■ Exercise directions:
Set the listing down again exactly, please, apart from its pictures.

#### Supplied material

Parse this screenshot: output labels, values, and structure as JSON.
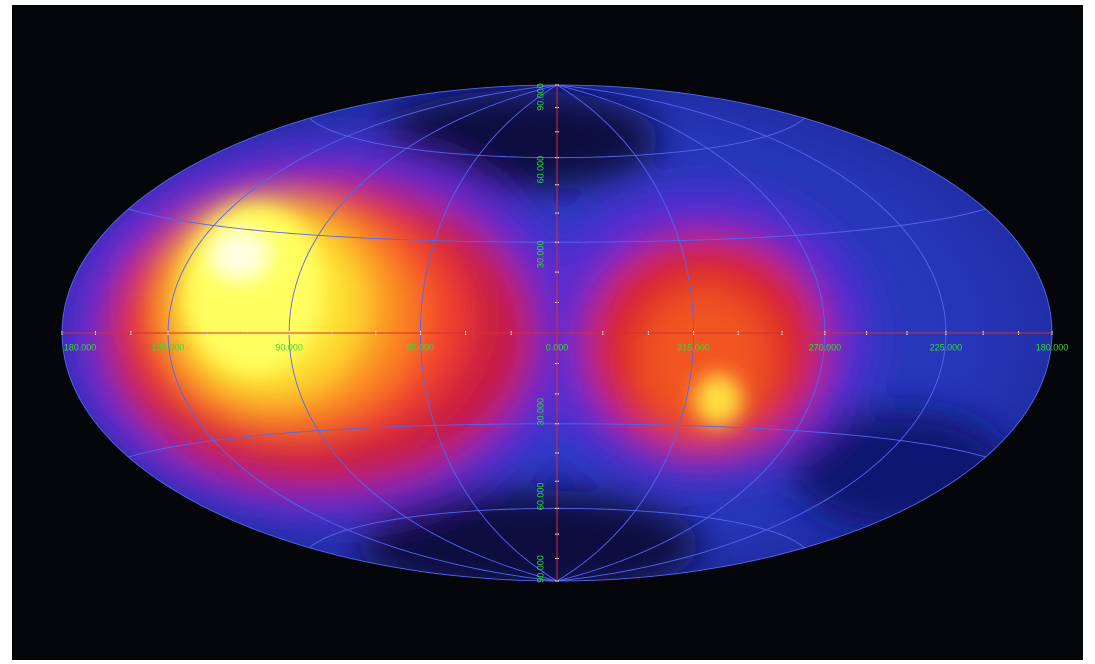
{
  "longitude_labels": [
    "180.000",
    "135.000",
    "90.000",
    "45.000",
    "0.000",
    "315.000",
    "270.000",
    "225.000",
    "180.000"
  ],
  "latitude_labels": [
    "90.000",
    "60.000",
    "30.000",
    "30.000",
    "60.000",
    "90.000"
  ]
}
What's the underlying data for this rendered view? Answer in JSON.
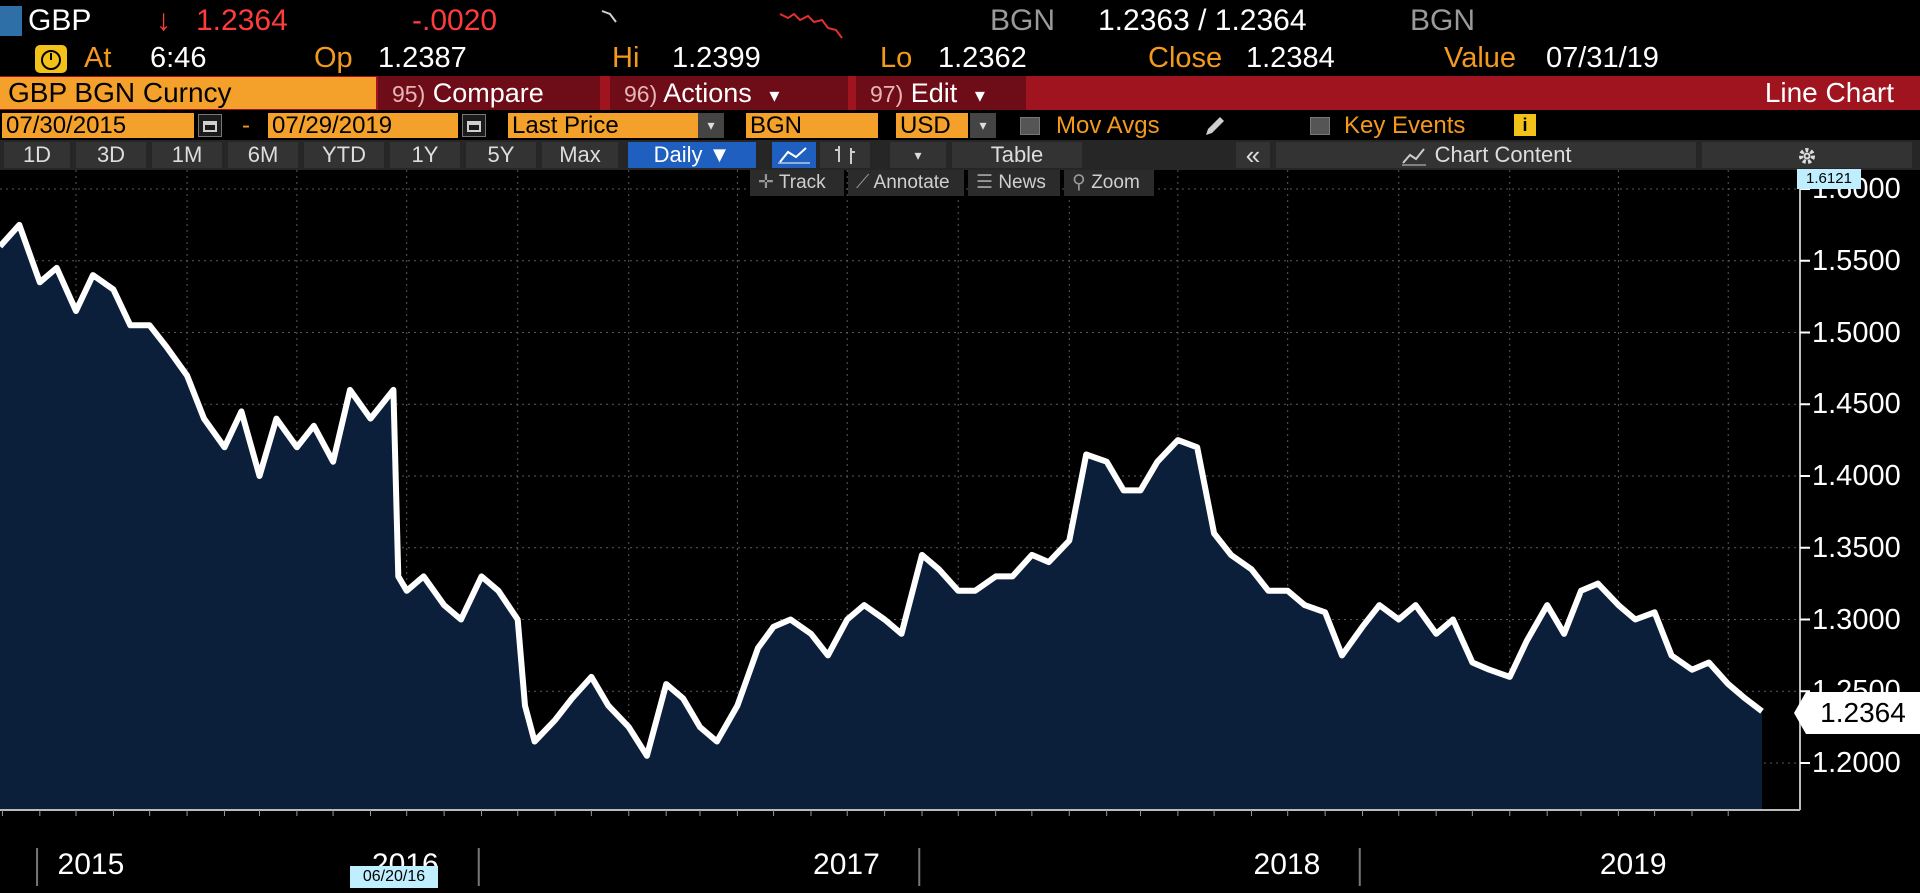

########

■ Solution for this exercise:
Parse this screenshot: output labels, values, and structure as JSON.
{
  "longitude_labels": [
    "180.000",
    "135.000",
    "90.000",
    "45.000",
    "0.000",
    "315.000",
    "270.000",
    "225.000",
    "180.000"
  ],
  "latitude_labels": [
    "90.000",
    "60.000",
    "30.000",
    "30.000",
    "60.000",
    "90.000"
  ]
}
What's the underlying data for this rendered view? Answer in JSON.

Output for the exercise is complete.